Set exercise: Give every entry again, word for word.

::::

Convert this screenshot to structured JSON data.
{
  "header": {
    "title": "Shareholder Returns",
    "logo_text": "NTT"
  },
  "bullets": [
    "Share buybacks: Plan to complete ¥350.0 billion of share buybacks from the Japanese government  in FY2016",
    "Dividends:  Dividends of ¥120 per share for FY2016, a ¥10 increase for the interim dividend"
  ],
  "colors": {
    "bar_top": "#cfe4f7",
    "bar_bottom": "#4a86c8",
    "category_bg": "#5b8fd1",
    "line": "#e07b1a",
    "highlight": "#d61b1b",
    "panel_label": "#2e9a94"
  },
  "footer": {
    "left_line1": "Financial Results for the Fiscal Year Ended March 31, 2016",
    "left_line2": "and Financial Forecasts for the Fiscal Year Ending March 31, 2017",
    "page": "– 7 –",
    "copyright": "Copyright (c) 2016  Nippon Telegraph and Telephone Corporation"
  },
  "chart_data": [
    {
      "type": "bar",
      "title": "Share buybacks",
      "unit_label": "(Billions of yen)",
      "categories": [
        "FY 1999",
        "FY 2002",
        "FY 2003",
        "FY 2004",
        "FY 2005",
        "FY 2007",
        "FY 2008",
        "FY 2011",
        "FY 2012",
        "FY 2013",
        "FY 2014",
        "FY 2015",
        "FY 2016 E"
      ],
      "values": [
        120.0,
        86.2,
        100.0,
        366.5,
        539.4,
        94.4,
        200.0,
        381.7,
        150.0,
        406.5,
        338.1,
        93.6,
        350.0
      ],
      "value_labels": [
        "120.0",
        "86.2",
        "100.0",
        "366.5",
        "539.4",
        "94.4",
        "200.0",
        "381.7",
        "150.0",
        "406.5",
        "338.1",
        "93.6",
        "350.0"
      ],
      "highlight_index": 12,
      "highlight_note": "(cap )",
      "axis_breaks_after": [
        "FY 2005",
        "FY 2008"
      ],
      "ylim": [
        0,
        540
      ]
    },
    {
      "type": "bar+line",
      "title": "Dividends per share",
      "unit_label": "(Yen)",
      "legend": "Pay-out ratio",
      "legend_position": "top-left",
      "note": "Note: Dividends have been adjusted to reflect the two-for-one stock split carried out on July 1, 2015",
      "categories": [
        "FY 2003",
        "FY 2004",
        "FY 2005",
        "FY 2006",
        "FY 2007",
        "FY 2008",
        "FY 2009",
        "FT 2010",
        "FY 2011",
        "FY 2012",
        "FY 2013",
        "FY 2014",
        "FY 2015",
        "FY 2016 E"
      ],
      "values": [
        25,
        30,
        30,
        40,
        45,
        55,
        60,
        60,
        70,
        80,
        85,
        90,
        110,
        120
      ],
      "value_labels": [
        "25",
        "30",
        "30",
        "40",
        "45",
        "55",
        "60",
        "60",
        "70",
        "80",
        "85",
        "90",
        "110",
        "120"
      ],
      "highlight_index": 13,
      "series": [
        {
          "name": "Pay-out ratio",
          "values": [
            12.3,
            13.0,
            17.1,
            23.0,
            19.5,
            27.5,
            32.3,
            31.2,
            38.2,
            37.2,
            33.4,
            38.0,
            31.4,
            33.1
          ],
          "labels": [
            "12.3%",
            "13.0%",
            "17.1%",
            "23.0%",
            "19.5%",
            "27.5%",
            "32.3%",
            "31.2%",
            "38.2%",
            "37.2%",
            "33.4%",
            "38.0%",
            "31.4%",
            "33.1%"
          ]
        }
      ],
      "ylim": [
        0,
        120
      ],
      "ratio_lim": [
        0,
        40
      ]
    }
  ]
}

::::

Solved exercise:
Convert this screenshot to structured JSON data.
{
  "header": {
    "title": "Shareholder Returns",
    "logo_text": "NTT"
  },
  "bullets": [
    "Share buybacks: Plan to complete ¥350.0 billion of share buybacks from the Japanese government  in FY2016",
    "Dividends:  Dividends of ¥120 per share for FY2016, a ¥10 increase for the interim dividend"
  ],
  "colors": {
    "bar_top": "#cfe4f7",
    "bar_bottom": "#4a86c8",
    "category_bg": "#5b8fd1",
    "line": "#e07b1a",
    "highlight": "#d61b1b",
    "panel_label": "#2e9a94"
  },
  "footer": {
    "left_line1": "Financial Results for the Fiscal Year Ended March 31, 2016",
    "left_line2": "and Financial Forecasts for the Fiscal Year Ending March 31, 2017",
    "page": "– 7 –",
    "copyright": "Copyright (c) 2016  Nippon Telegraph and Telephone Corporation"
  },
  "chart_data": [
    {
      "type": "bar",
      "title": "Share buybacks",
      "unit_label": "(Billions of yen)",
      "categories": [
        "FY 1999",
        "FY 2002",
        "FY 2003",
        "FY 2004",
        "FY 2005",
        "FY 2007",
        "FY 2008",
        "FY 2011",
        "FY 2012",
        "FY 2013",
        "FY 2014",
        "FY 2015",
        "FY 2016 E"
      ],
      "values": [
        120.0,
        86.2,
        100.0,
        366.5,
        539.4,
        94.4,
        200.0,
        381.7,
        150.0,
        406.5,
        338.1,
        93.6,
        350.0
      ],
      "value_labels": [
        "120.0",
        "86.2",
        "100.0",
        "366.5",
        "539.4",
        "94.4",
        "200.0",
        "381.7",
        "150.0",
        "406.5",
        "338.1",
        "93.6",
        "350.0"
      ],
      "highlight_index": 12,
      "highlight_note": "(cap )",
      "axis_breaks_after": [
        "FY 2005",
        "FY 2008"
      ],
      "ylim": [
        0,
        540
      ]
    },
    {
      "type": "bar+line",
      "title": "Dividends per share",
      "unit_label": "(Yen)",
      "legend": "Pay-out ratio",
      "legend_position": "top-left",
      "note": "Note: Dividends have been adjusted to reflect the two-for-one stock split carried out on July 1, 2015",
      "categories": [
        "FY 2003",
        "FY 2004",
        "FY 2005",
        "FY 2006",
        "FY 2007",
        "FY 2008",
        "FY 2009",
        "FT 2010",
        "FY 2011",
        "FY 2012",
        "FY 2013",
        "FY 2014",
        "FY 2015",
        "FY 2016 E"
      ],
      "values": [
        25,
        30,
        30,
        40,
        45,
        55,
        60,
        60,
        70,
        80,
        85,
        90,
        110,
        120
      ],
      "value_labels": [
        "25",
        "30",
        "30",
        "40",
        "45",
        "55",
        "60",
        "60",
        "70",
        "80",
        "85",
        "90",
        "110",
        "120"
      ],
      "highlight_index": 13,
      "series": [
        {
          "name": "Pay-out ratio",
          "values": [
            12.3,
            13.0,
            17.1,
            23.0,
            19.5,
            27.5,
            32.3,
            31.2,
            38.2,
            37.2,
            33.4,
            38.0,
            31.4,
            33.1
          ],
          "labels": [
            "12.3%",
            "13.0%",
            "17.1%",
            "23.0%",
            "19.5%",
            "27.5%",
            "32.3%",
            "31.2%",
            "38.2%",
            "37.2%",
            "33.4%",
            "38.0%",
            "31.4%",
            "33.1%"
          ]
        }
      ],
      "ylim": [
        0,
        120
      ],
      "ratio_lim": [
        0,
        40
      ]
    }
  ]
}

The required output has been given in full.